> _Extract_
**********

Merge "Re-Propose "Ironic Shards" for Bobcat/2023.2"

2023-05-12 14:18:01 +00:00 · 2023-05-12 14:18:01 +00:00 · e0ef37d5d0
parent 3a80f8a42f 588b2107d8
commit e0ef37d5d0
1 changed files with 421 additions and 0 deletions
--- a/specs/2023.2/approved/ironic-shards.rst
+++ b/specs/2023.2/approved/ironic-shards.rst
@ -0,0 +1,421 @@
 ..
 This work is licensed under a Creative Commons Attribution 3.0 Unported
 License.
 http://creativecommons.org/licenses/by/3.0/legalcode
 ==========================================
 Ironic Shards
 ==========================================
 https://blueprints.launchpad.net/nova/+spec/ironic-shards
 Problem description
 ===================
 Nova's Ironic driver involves a single nova-compute service managing
 many compute nodes, where each compute node record maps to an Ironic node.
 Some deployments support 1000s of ironic nodes, but a single nova-compute
 service is unable to manage 1000s of nodes and 1000s of instances.
 Currently we support setting a partition key, where nova-compute only
 cares about a subset of ironic nodes, those associated with a specific
 conductor group. However, some conductor groups can be very large,
 servered by many ironic-conductor services.
 To help with this, Nova has attempted to dynamically spread ironic
 nodes between a set of nova-compute peers. While this work some of
 the time, there are some major limitations:
 * when one nova-compute is down, only unassigned ironic nodes can
  move to another nova-compute service
 * i.e. when one nova-compute is down, all ironic nodes with nova instances
  associated with the down nova-compute service are unable to be
  managed, i.e. reboot will fail
 * moreover, when the old nova-compute comes back up, which might take
  some time, there are lots of bugs as the hash ring slowly rebalances.
  In part because every nova-compute fetches all nodes, in a large enough
  cloud, this can take over 24 hours.
 This spec is about tweaking the way we shard Ironic compute nodes.
 We need to stop violating deep assumptions in the compute manager
 code by moving to a more static ironic node partitions.
 Use Cases
 ---------
 Any users of the ironic driver that have more than one
 nova-compute service per conductor group should move to an
 active-passive failover mode.
 The new static sharding will be of paritcular interest for clouds
 with ironic conductor groups that are greater than around
 1000 baremetal nodes.
 .. NOTE: many parts of this story work today but
 need better documentation:
 * understanding the current scale limit of around 500-1000 ironic
  nodes per nova-compute, and the best way to scale beyond that
 * sharding ironic-conductors and nova-computes using
  ironic conductor groups.
  Note: conductor groups have a specific use in Ironic
  and this is not it, but it works for some users.
 * active-passive failover for nova-compute services
  running the ironic driver.
  Note: the time to start up a new process after a
  failover is way too high, particularly at larger
  scales without conductor groups.

**********

> _Prompt 1_
Please duplicate the Ironic shards spec word for word, from "The new static" up to and including "the ironic driver.".

**********

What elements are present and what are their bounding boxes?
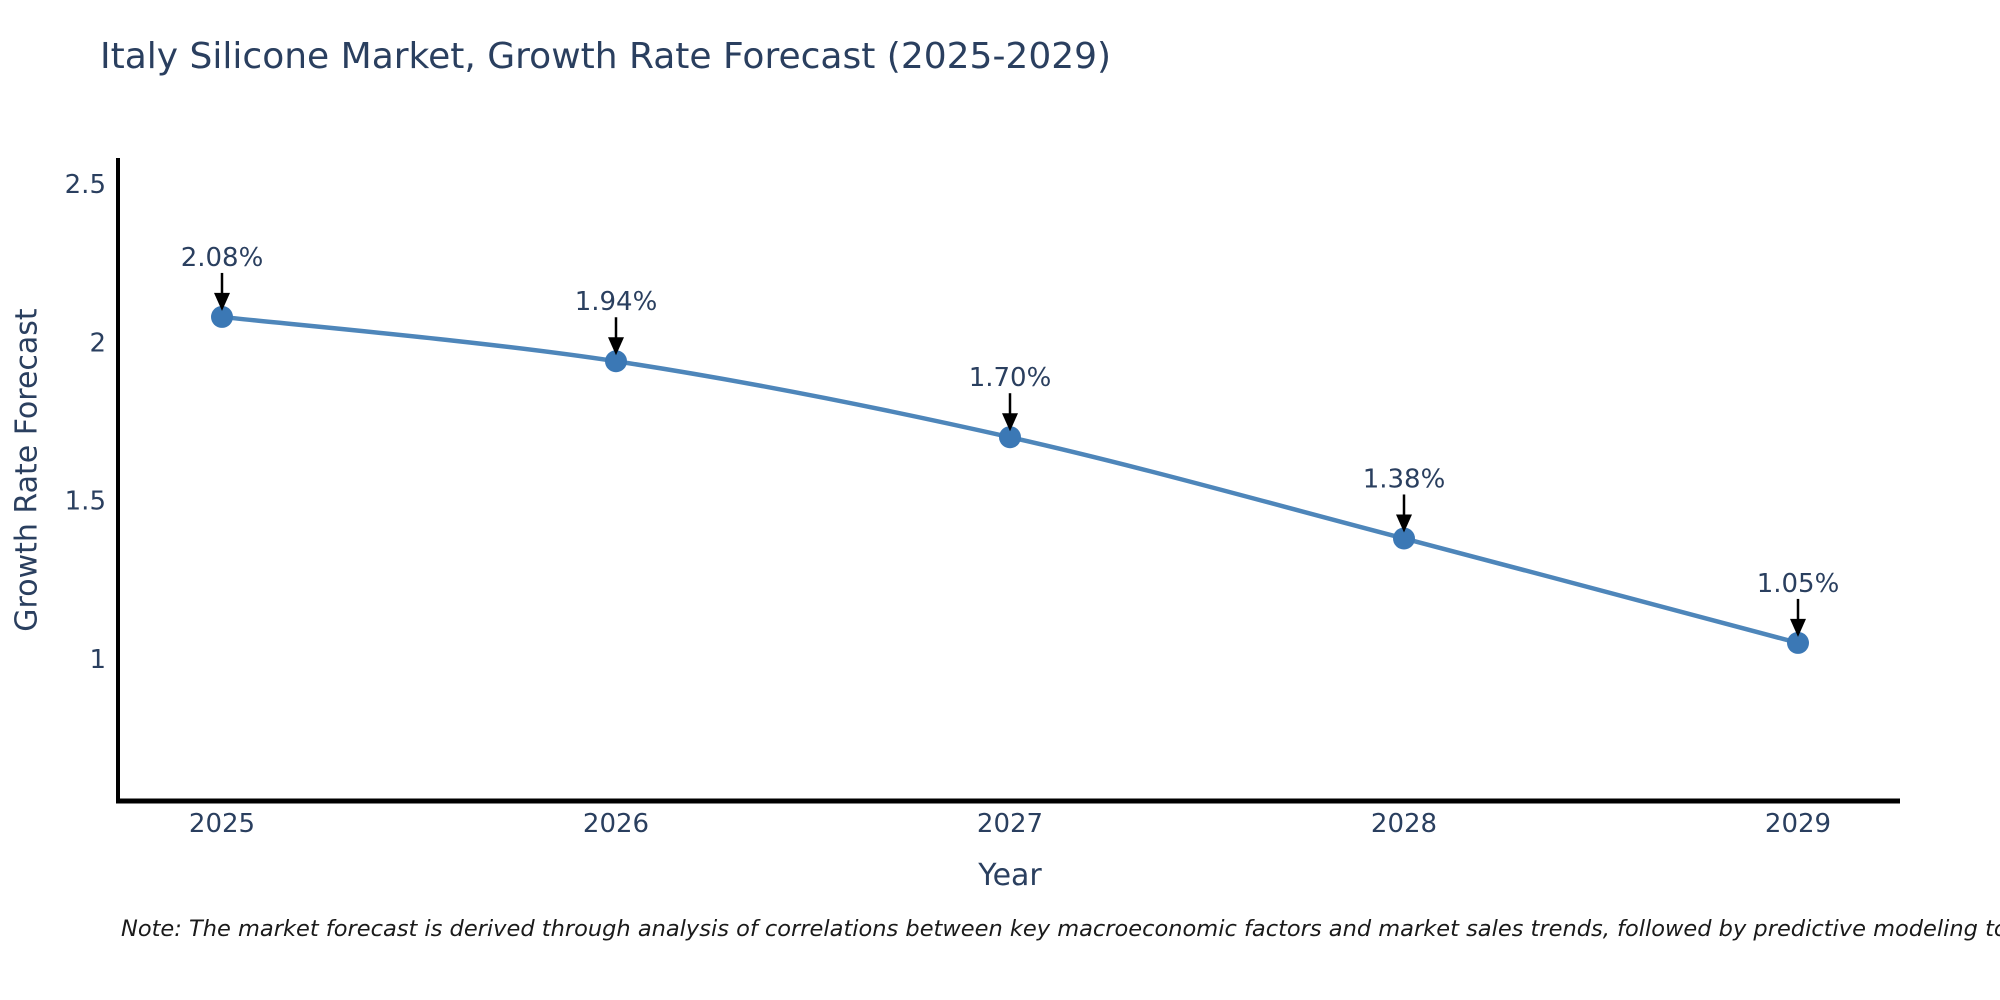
x-tick-label: 2028 xyxy=(1371,809,1437,839)
footnote-text: Note: The market forecast is derived thr… xyxy=(121,916,2000,942)
y-tick-label: 1.5 xyxy=(65,487,106,517)
data-point-marker xyxy=(999,426,1021,449)
footnote-container: Note: The market forecast is derived thr… xyxy=(0,916,2000,942)
x-tick-label: 2027 xyxy=(977,809,1043,839)
y-tick-label: 2.5 xyxy=(65,170,106,200)
data-point-label: 1.70% xyxy=(969,363,1052,393)
annotation-arrow-head xyxy=(1002,413,1018,432)
data-point-marker xyxy=(1787,631,1809,654)
x-tick-label: 2029 xyxy=(1765,809,1831,839)
y-tick-label: 1 xyxy=(89,645,106,675)
data-point-label: 1.05% xyxy=(1757,569,1840,599)
annotation-arrow-head xyxy=(1396,514,1412,533)
annotation-arrow-head xyxy=(608,337,624,356)
data-point-label: 1.38% xyxy=(1363,464,1446,494)
data-point-marker xyxy=(605,350,627,373)
annotation-arrow-head xyxy=(1790,618,1806,637)
x-axis-title: Year xyxy=(978,858,1042,893)
x-tick-label: 2026 xyxy=(583,809,649,839)
chart-title: Italy Silicone Market, Growth Rate Forec… xyxy=(100,36,1112,77)
data-point-marker xyxy=(1393,527,1415,550)
data-point-label: 2.08% xyxy=(181,243,264,273)
annotation-arrow-head xyxy=(214,292,230,311)
data-point-marker xyxy=(211,305,233,328)
x-tick-label: 2025 xyxy=(189,809,255,839)
y-tick-label: 2 xyxy=(89,328,106,358)
data-point-label: 1.94% xyxy=(575,287,658,317)
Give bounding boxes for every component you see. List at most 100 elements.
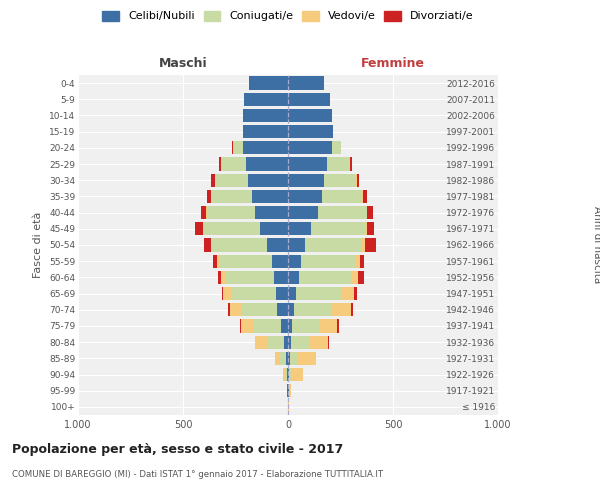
Bar <box>356 174 357 187</box>
Bar <box>283 368 286 381</box>
Legend: Celibi/Nubili, Coniugati/e, Vedovi/e, Divorziati/e: Celibi/Nubili, Coniugati/e, Vedovi/e, Di… <box>103 10 473 22</box>
Bar <box>254 336 256 349</box>
Bar <box>244 141 288 154</box>
Bar <box>337 320 339 332</box>
Bar <box>252 190 288 203</box>
Bar <box>362 190 363 203</box>
Bar <box>366 222 367 235</box>
Bar <box>254 320 281 332</box>
Bar <box>288 238 305 252</box>
Bar <box>204 222 260 235</box>
Bar <box>203 222 204 235</box>
Bar <box>223 287 232 300</box>
Bar <box>211 190 212 203</box>
Bar <box>288 270 299 284</box>
Bar <box>245 158 288 170</box>
Bar <box>305 238 362 252</box>
Bar <box>358 270 364 284</box>
Bar <box>319 320 337 332</box>
Bar <box>267 336 284 349</box>
Bar <box>281 320 288 332</box>
Bar <box>357 174 359 187</box>
Bar <box>202 206 206 220</box>
Bar <box>241 303 277 316</box>
Bar <box>217 254 220 268</box>
Bar <box>275 352 280 365</box>
Bar <box>288 287 296 300</box>
Bar <box>332 141 341 154</box>
Bar <box>241 320 254 332</box>
Bar <box>288 368 289 381</box>
Bar <box>350 158 352 170</box>
Bar <box>286 352 288 365</box>
Bar <box>332 303 350 316</box>
Bar <box>244 109 288 122</box>
Text: Anni di nascita: Anni di nascita <box>592 206 600 284</box>
Bar <box>248 174 288 187</box>
Bar <box>229 303 230 316</box>
Bar <box>232 287 276 300</box>
Bar <box>288 254 301 268</box>
Bar <box>288 92 331 106</box>
Bar <box>367 222 374 235</box>
Bar <box>299 270 352 284</box>
Bar <box>362 238 365 252</box>
Bar <box>221 287 223 300</box>
Bar <box>289 384 291 398</box>
Bar <box>363 190 367 203</box>
Bar <box>288 222 311 235</box>
Bar <box>294 303 332 316</box>
Bar <box>367 206 373 220</box>
Text: Femmine: Femmine <box>361 57 425 70</box>
Bar <box>356 254 360 268</box>
Bar <box>311 222 366 235</box>
Bar <box>277 303 288 316</box>
Bar <box>272 254 288 268</box>
Bar <box>288 320 292 332</box>
Bar <box>288 125 332 138</box>
Bar <box>322 190 362 203</box>
Text: Popolazione per età, sesso e stato civile - 2017: Popolazione per età, sesso e stato civil… <box>12 442 343 456</box>
Bar <box>212 238 266 252</box>
Bar <box>289 368 291 381</box>
Bar <box>280 352 286 365</box>
Bar <box>230 303 241 316</box>
Bar <box>291 368 303 381</box>
Bar <box>204 238 211 252</box>
Bar <box>206 206 207 220</box>
Bar <box>288 76 324 90</box>
Bar <box>219 158 221 170</box>
Bar <box>288 158 328 170</box>
Bar <box>218 270 221 284</box>
Text: COMUNE DI BAREGGIO (MI) - Dati ISTAT 1° gennaio 2017 - Elaborazione TUTTITALIA.I: COMUNE DI BAREGGIO (MI) - Dati ISTAT 1° … <box>12 470 383 479</box>
Bar <box>248 76 288 90</box>
Bar <box>215 174 248 187</box>
Bar <box>288 352 290 365</box>
Bar <box>232 141 233 154</box>
Bar <box>365 238 376 252</box>
Bar <box>286 368 287 381</box>
Bar <box>225 270 274 284</box>
Bar <box>221 158 245 170</box>
Bar <box>288 141 332 154</box>
Bar <box>288 384 289 398</box>
Bar <box>342 287 354 300</box>
Bar <box>350 303 353 316</box>
Bar <box>288 174 324 187</box>
Bar <box>240 320 241 332</box>
Bar <box>274 270 288 284</box>
Bar <box>297 352 316 365</box>
Bar <box>212 190 252 203</box>
Bar <box>301 254 356 268</box>
Bar <box>288 336 291 349</box>
Bar <box>211 174 215 187</box>
Bar <box>318 206 367 220</box>
Bar <box>207 206 255 220</box>
Bar <box>213 254 217 268</box>
Bar <box>324 174 356 187</box>
Bar <box>221 270 225 284</box>
Bar <box>287 368 288 381</box>
Bar <box>244 92 288 106</box>
Bar <box>328 158 350 170</box>
Bar <box>310 336 328 349</box>
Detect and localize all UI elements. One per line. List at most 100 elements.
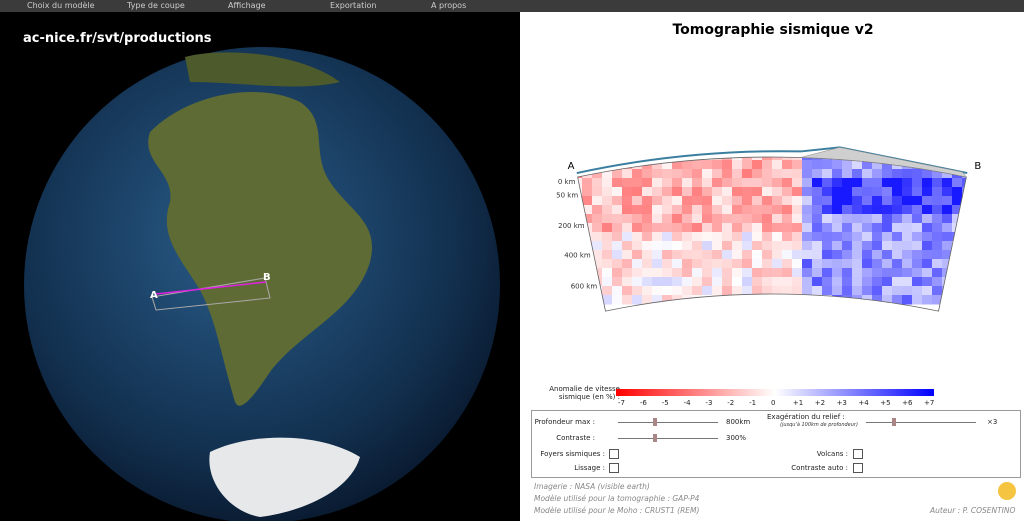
tomo-cell: [582, 142, 593, 152]
tomo-cell: [602, 259, 613, 269]
tomo-cell: [692, 259, 703, 269]
menu-item[interactable]: Choix du modèle: [27, 1, 95, 10]
tomo-cell: [732, 156, 743, 161]
tomo-cell: [592, 250, 603, 260]
tomo-cell: [852, 196, 863, 206]
tomo-cell: [932, 169, 943, 179]
tomo-cell: [612, 205, 623, 215]
tomo-cell: [852, 232, 863, 242]
tomo-cell: [642, 196, 653, 206]
tomo-cell: [962, 268, 967, 278]
checkbox[interactable]: [853, 449, 863, 459]
tomo-cell: [662, 205, 673, 215]
tomo-cell: [772, 178, 783, 188]
tomo-cell: [742, 196, 753, 206]
tomo-cell: [632, 232, 643, 242]
tomo-cell: [962, 214, 967, 224]
tomo-cell: [992, 268, 1003, 278]
slider-thumb[interactable]: [653, 434, 657, 442]
tomo-cell: [932, 250, 943, 260]
checkbox[interactable]: [609, 449, 619, 459]
tomo-cell: [602, 214, 613, 224]
scale-label: -6: [639, 399, 647, 407]
tomo-cell: [832, 232, 843, 242]
menu-item[interactable]: A propos: [431, 1, 467, 10]
antarctica: [209, 437, 360, 517]
tomo-cell: [942, 295, 953, 305]
checkbox[interactable]: [853, 463, 863, 473]
menu-item[interactable]: Exportation: [330, 1, 377, 10]
tomo-cell: [692, 205, 703, 215]
tomo-cell: [972, 286, 983, 296]
tomo-cell: [782, 187, 793, 197]
depth-label: 0 km: [558, 178, 576, 186]
tomo-cell: [952, 142, 963, 152]
tomo-cell: [612, 259, 623, 269]
tomo-cell: [852, 286, 863, 296]
tomo-cell: [722, 250, 733, 260]
tomo-cell: [742, 295, 753, 305]
tomo-cell: [992, 169, 1003, 179]
control-label: Foyers sismiques :: [540, 450, 605, 458]
slider-thumb[interactable]: [892, 418, 896, 426]
tomo-cell: [612, 223, 623, 233]
tomo-cell: [682, 268, 693, 278]
tomo-cell: [882, 187, 893, 197]
tomo-cell: [592, 223, 603, 233]
tomo-cell: [842, 187, 853, 197]
menu-item[interactable]: Affichage: [228, 1, 266, 10]
tomo-cell: [642, 259, 653, 269]
tomo-cell: [922, 286, 933, 296]
tomo-cell: [892, 205, 903, 215]
tomo-cell: [842, 250, 853, 260]
tomo-cell: [762, 214, 773, 224]
tomo-cell: [872, 286, 883, 296]
tomo-cell: [602, 187, 613, 197]
tomo-cell: [682, 277, 693, 287]
tomo-cell: [932, 286, 943, 296]
scale-label: +3: [836, 399, 847, 407]
tomo-cell: [692, 241, 703, 251]
menu-item[interactable]: Type de coupe: [127, 1, 185, 10]
checkbox[interactable]: [609, 463, 619, 473]
tomo-cell: [722, 277, 733, 287]
tomo-cell: [992, 277, 1003, 287]
tomo-cell: [982, 196, 993, 206]
depth-label: 50 km: [556, 191, 578, 199]
tomo-cell: [842, 214, 853, 224]
tomo-cell: [602, 268, 613, 278]
tomo-cell: [952, 277, 963, 287]
tomo-cell: [752, 259, 763, 269]
tomo-cell: [942, 196, 953, 206]
scale-label: -1: [749, 399, 757, 407]
tomo-cell: [952, 259, 963, 269]
tomo-cell: [722, 232, 733, 242]
relief: [576, 146, 968, 175]
menu-bar: Choix du modèle Type de coupe Affichage …: [0, 0, 1024, 12]
slider: [618, 418, 718, 426]
tomo-cell: [902, 142, 913, 152]
tomo-cell: [642, 187, 653, 197]
slider-thumb[interactable]: [653, 418, 657, 426]
tomo-cell: [882, 223, 893, 233]
watermark: ac-nice.fr/svt/productions: [23, 31, 212, 46]
tomo-cell: [842, 196, 853, 206]
tomo-cell: [652, 223, 663, 233]
tomo-cell: [732, 187, 743, 197]
tomo-cell: [682, 214, 693, 224]
tomo-cell: [752, 277, 763, 287]
tomo-cell: [972, 259, 983, 269]
tomo-cell: [762, 250, 773, 260]
tomo-cell: [792, 196, 803, 206]
tomo-cell: [982, 250, 993, 260]
tomo-cell: [982, 295, 993, 305]
tomo-cell: [722, 169, 733, 179]
tomo-cell: [692, 223, 703, 233]
scale-label: +5: [880, 399, 891, 407]
tomo-cell: [752, 205, 763, 215]
tomo-cell: [762, 295, 773, 305]
tomo-cell: [722, 187, 733, 197]
tomo-cell: [732, 205, 743, 215]
tomo-cell: [872, 214, 883, 224]
tomo-cell: [972, 178, 983, 188]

**********

> _Prompt 2_
In the rows, give the lines from the line with "tomo-cell: [582, 142, 593, 152]" up to and including the line with "tomo-cell: [832, 232, 843, 242]" as a JSON list of strings, one string per line, leaving out blank lines.

> _Finished answer 1_
The new static sharding will be of paritcular interest for clouds
 with ironic conductor groups that are greater than around
 1000 baremetal nodes.
 .. NOTE: many parts of this story work today but
 need better documentation:
 * understanding the current scale limit of around 500-1000 ironic
  nodes per nova-compute, and the best way to scale beyond that
 * sharding ironic-conductors and nova-computes using
  ironic conductor groups.
  Note: conductor groups have a specific use in Ironic
  and this is not it, but it works for some users.
 * active-passive failover for nova-compute services
  running the ironic driver.

> _Finished answer 2_
[
  "tomo-cell: [582, 142, 593, 152]",
  "tomo-cell: [602, 259, 613, 269]",
  "tomo-cell: [692, 259, 703, 269]",
  "menu-item[interactable]: Choix du modèle: [27, 1, 95, 10]",
  "tomo-cell: [732, 156, 743, 161]",
  "tomo-cell: [592, 250, 603, 260]",
  "tomo-cell: [852, 196, 863, 206]",
  "tomo-cell: [932, 169, 943, 179]",
  "tomo-cell: [612, 205, 623, 215]",
  "tomo-cell: [852, 232, 863, 242]",
  "tomo-cell: [642, 196, 653, 206]",
  "tomo-cell: [962, 268, 967, 278]",
  "checkbox[interactable]: [853, 449, 863, 459]",
  "tomo-cell: [662, 205, 673, 215]",
  "tomo-cell: [772, 178, 783, 188]",
  "tomo-cell: [742, 196, 753, 206]",
  "tomo-cell: [632, 232, 643, 242]",
  "tomo-cell: [962, 214, 967, 224]",
  "tomo-cell: [992, 268, 1003, 278]",
  "slider-thumb[interactable]: [653, 434, 657, 442]",
  "tomo-cell: [932, 250, 943, 260]",
  "checkbox[interactable]: [609, 449, 619, 459]",
  "tomo-cell: [602, 214, 613, 224]",
  "scale-label: -6: [639, 399, 647, 407]",
  "tomo-cell: [832, 232, 843, 242]"
]